* REQUIREMENT: Count every line of the data that includes "Malathion". State only the number.

* DATA SHOWN:
--- START ---

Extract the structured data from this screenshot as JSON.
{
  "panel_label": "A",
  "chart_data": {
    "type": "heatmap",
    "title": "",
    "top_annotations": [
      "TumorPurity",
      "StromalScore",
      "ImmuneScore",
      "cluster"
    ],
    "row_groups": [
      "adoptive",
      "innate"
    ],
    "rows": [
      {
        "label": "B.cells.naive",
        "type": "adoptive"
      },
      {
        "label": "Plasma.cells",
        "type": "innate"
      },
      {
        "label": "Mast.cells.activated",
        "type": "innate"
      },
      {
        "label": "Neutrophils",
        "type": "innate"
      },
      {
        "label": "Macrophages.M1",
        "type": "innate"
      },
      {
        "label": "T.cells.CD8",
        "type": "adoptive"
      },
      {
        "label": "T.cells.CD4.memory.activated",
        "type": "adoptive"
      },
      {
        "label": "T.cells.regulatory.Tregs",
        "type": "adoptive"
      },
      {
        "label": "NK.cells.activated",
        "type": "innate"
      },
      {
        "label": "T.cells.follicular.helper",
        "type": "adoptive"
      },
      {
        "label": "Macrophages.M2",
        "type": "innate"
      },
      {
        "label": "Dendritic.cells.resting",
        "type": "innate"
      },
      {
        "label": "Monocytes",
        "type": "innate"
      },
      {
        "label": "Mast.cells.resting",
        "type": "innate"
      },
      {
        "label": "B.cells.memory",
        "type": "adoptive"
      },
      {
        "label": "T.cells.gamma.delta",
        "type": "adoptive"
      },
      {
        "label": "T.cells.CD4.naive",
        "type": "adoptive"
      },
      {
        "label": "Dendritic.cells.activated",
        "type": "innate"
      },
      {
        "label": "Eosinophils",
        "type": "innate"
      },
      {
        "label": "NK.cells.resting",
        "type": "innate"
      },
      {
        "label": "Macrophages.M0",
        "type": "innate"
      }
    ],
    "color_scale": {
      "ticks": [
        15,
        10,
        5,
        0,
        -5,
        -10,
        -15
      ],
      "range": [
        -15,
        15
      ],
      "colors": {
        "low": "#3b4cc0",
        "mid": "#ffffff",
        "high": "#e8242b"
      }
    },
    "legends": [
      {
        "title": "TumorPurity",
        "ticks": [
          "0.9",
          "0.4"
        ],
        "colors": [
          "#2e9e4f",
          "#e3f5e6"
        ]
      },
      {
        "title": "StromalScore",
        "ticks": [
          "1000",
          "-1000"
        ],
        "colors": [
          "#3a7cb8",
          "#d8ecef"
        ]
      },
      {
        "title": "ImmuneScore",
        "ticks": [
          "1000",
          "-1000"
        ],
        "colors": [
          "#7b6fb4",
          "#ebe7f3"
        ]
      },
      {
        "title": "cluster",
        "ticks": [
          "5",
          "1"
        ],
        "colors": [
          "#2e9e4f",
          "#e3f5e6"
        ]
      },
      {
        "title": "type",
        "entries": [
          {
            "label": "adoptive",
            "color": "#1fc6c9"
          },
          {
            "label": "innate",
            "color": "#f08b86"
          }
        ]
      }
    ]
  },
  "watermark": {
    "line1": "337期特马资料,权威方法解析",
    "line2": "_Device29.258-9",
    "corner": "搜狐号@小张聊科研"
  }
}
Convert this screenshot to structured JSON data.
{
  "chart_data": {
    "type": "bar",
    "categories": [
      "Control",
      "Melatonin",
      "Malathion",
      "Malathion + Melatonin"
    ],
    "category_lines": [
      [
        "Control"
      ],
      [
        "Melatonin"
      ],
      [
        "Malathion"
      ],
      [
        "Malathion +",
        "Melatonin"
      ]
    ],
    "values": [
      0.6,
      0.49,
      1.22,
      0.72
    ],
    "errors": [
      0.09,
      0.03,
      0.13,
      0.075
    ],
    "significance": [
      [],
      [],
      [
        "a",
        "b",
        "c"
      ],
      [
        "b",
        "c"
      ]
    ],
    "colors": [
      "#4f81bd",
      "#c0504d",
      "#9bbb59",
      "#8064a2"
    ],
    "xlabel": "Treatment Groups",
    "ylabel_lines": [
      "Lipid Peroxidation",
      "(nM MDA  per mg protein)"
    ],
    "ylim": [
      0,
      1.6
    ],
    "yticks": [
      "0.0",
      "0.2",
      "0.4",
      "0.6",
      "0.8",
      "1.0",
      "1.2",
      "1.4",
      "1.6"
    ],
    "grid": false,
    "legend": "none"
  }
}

--- END ---

* TASK OUTPUT: 4